> [Short task]:
Report the count of lines that carry the string "subtitle", and add nothing.

[Some records]
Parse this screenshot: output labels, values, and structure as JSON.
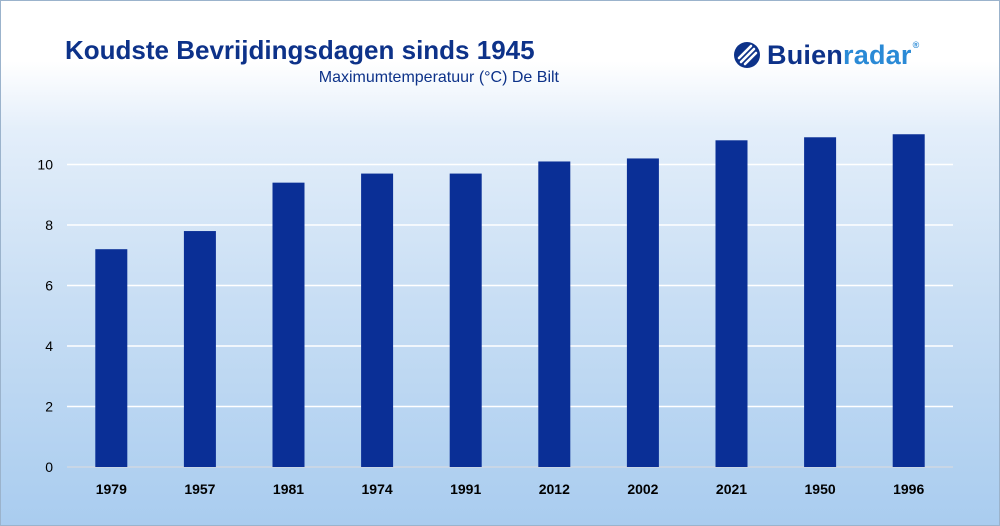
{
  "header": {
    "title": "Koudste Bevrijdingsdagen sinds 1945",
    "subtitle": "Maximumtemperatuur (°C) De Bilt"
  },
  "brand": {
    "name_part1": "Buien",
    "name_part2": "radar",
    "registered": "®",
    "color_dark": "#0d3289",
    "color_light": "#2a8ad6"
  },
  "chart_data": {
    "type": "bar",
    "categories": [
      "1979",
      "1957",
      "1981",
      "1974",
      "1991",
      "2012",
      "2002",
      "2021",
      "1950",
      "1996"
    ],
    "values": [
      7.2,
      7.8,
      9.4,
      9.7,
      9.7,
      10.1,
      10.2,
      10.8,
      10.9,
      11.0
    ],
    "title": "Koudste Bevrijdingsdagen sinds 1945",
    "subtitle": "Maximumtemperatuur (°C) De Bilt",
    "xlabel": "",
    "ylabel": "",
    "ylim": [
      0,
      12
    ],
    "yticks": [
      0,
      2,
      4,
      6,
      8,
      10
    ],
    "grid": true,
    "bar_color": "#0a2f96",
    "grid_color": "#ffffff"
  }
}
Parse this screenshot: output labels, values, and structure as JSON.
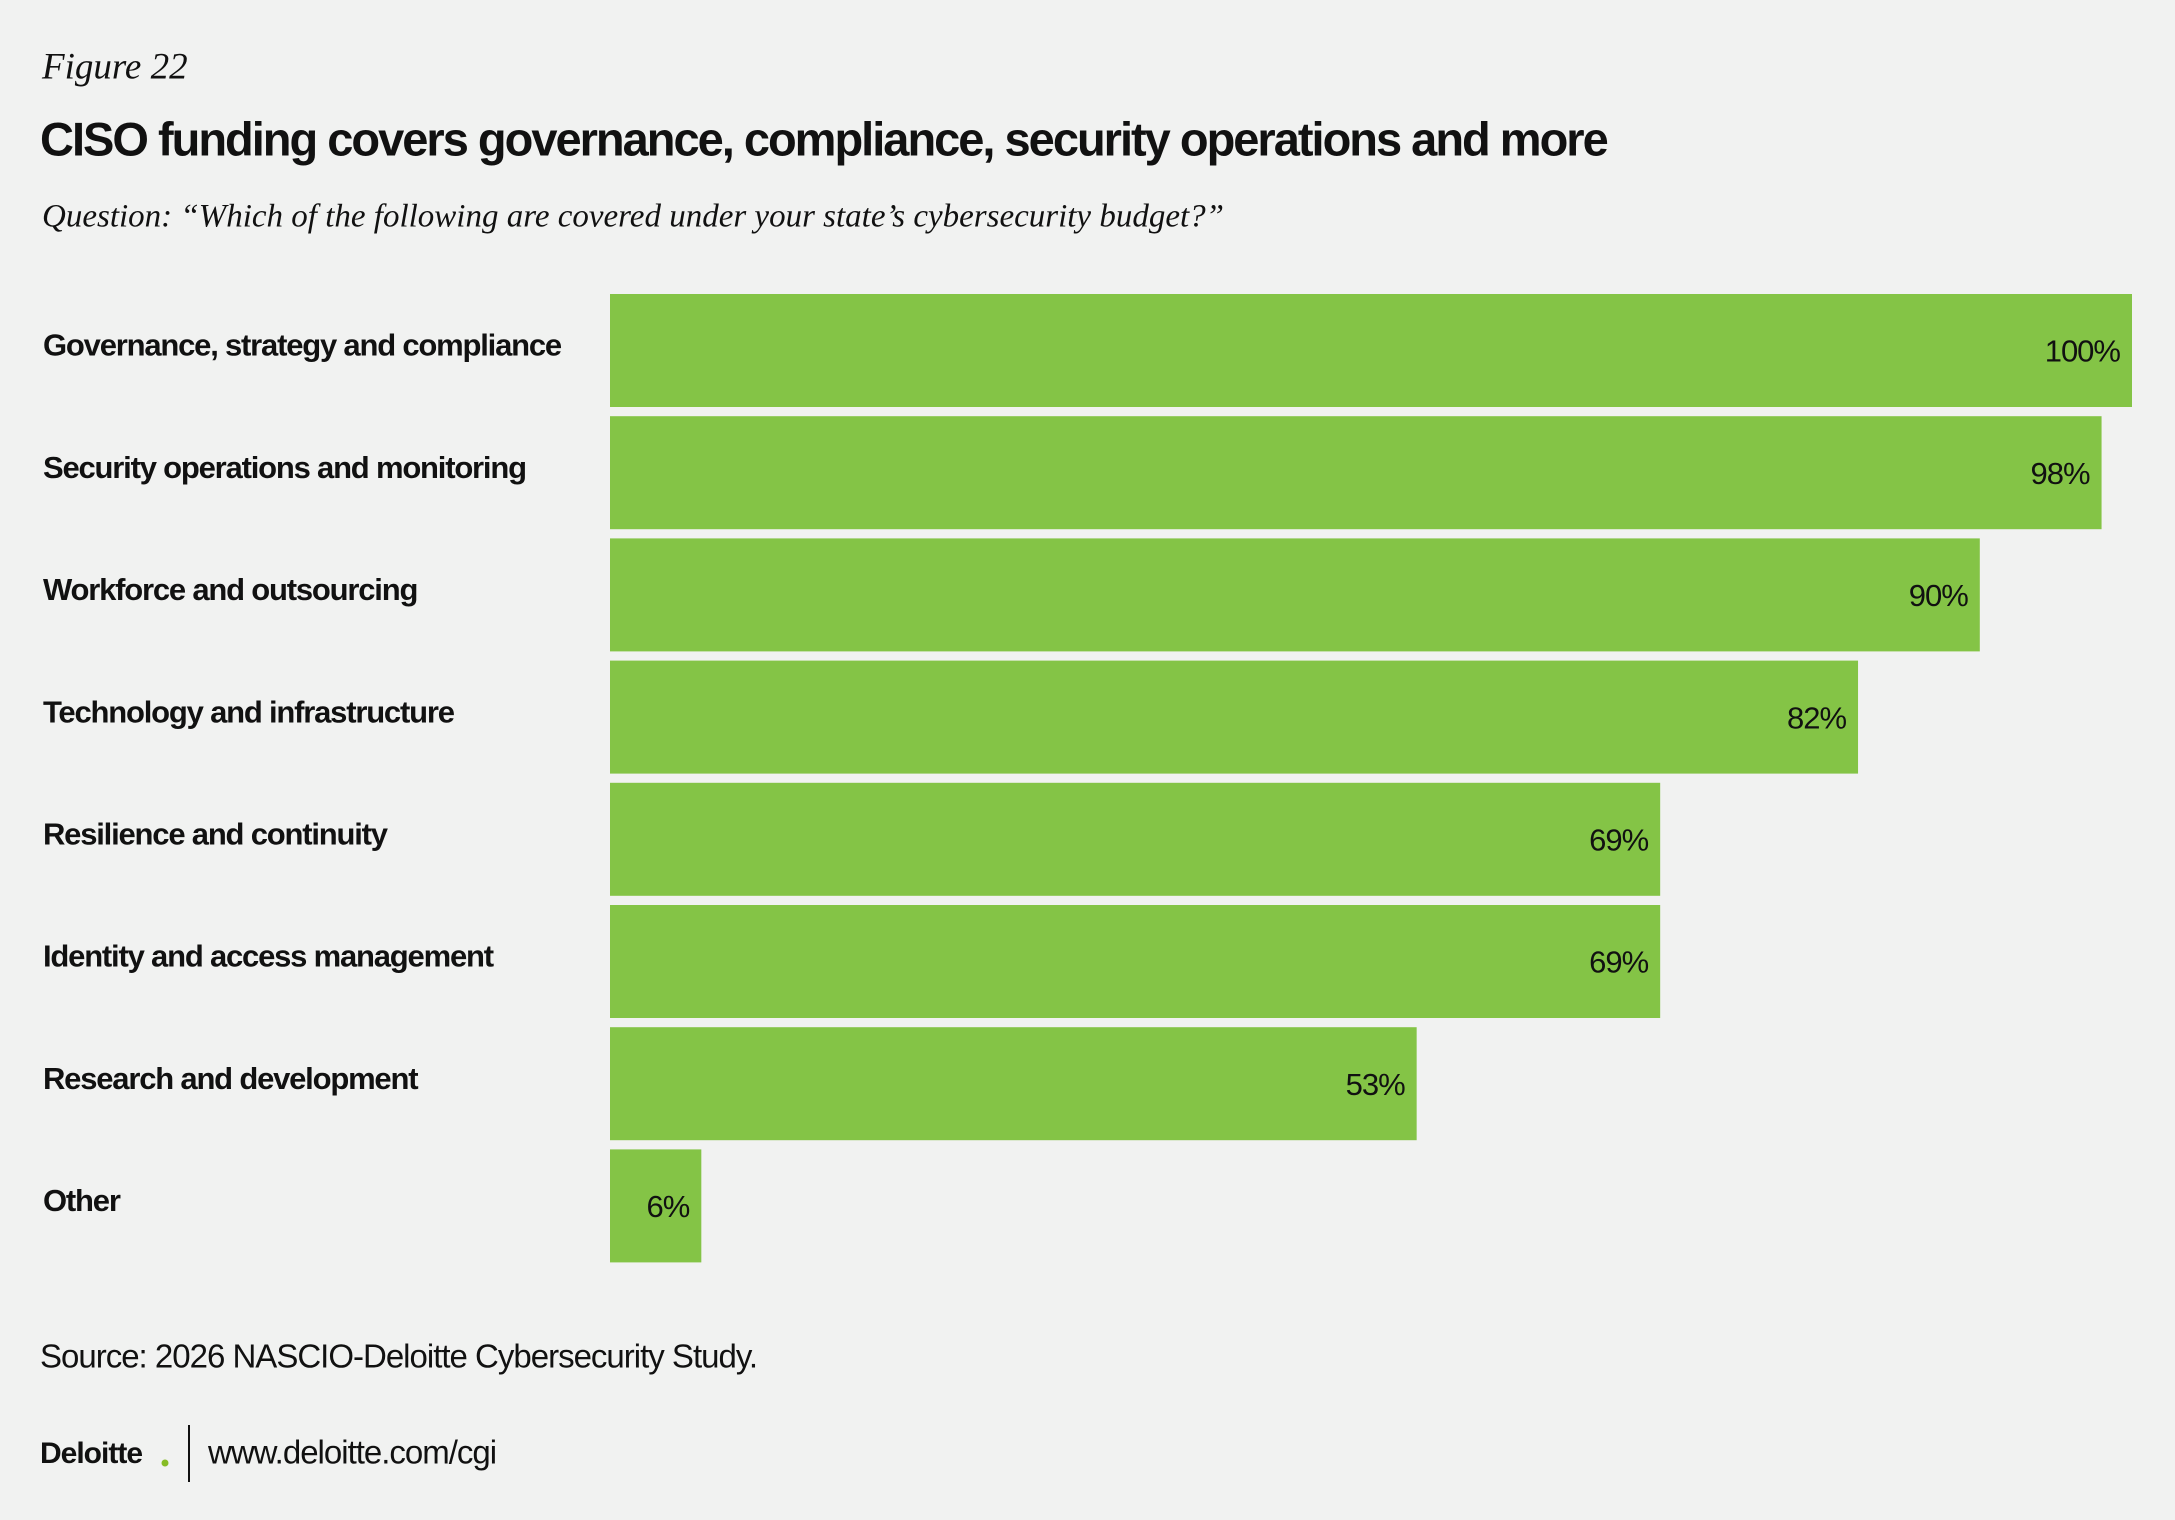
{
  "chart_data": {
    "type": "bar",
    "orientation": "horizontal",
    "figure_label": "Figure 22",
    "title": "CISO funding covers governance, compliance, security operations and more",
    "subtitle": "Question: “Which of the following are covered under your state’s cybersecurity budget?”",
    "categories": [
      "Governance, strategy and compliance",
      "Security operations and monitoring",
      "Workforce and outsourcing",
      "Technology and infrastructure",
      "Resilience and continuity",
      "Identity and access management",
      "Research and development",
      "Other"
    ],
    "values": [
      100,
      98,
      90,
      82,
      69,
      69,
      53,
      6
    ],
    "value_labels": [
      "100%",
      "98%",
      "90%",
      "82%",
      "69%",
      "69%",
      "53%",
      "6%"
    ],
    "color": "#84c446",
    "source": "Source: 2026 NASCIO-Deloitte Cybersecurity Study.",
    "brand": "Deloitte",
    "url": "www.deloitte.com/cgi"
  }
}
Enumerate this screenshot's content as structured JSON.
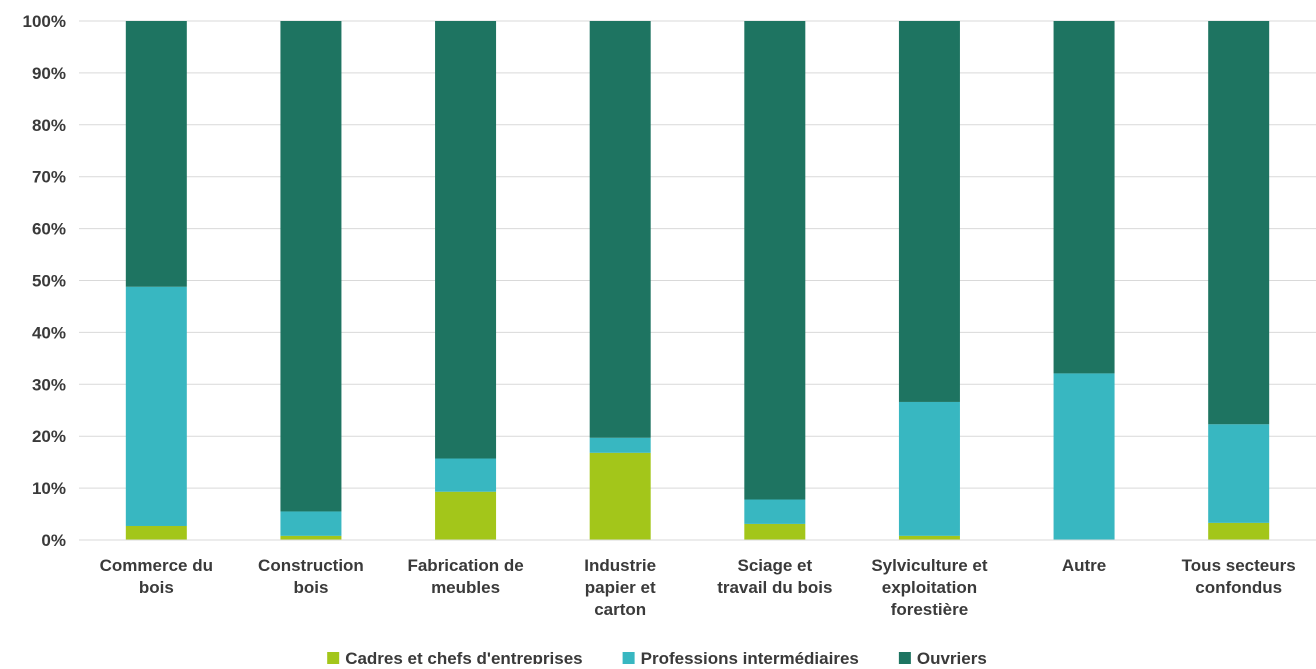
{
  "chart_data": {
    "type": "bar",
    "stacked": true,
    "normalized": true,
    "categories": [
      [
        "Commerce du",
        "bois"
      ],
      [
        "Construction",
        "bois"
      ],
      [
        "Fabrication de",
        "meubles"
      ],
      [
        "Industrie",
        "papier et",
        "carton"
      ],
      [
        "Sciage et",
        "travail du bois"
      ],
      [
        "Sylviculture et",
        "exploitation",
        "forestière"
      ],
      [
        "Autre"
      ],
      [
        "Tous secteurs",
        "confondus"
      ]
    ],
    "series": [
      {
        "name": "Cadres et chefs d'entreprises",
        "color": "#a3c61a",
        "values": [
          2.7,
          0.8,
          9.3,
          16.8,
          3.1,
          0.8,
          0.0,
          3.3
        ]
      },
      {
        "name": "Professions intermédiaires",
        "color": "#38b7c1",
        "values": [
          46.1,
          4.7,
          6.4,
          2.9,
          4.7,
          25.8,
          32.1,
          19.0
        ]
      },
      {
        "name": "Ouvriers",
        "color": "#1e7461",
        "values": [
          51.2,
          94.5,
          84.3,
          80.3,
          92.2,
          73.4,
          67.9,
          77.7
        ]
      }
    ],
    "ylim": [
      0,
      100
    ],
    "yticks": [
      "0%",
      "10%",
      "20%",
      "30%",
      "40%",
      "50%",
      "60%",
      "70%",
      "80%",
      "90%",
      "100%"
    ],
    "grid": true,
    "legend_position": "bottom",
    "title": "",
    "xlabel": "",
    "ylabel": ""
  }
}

> [Answer below]:
3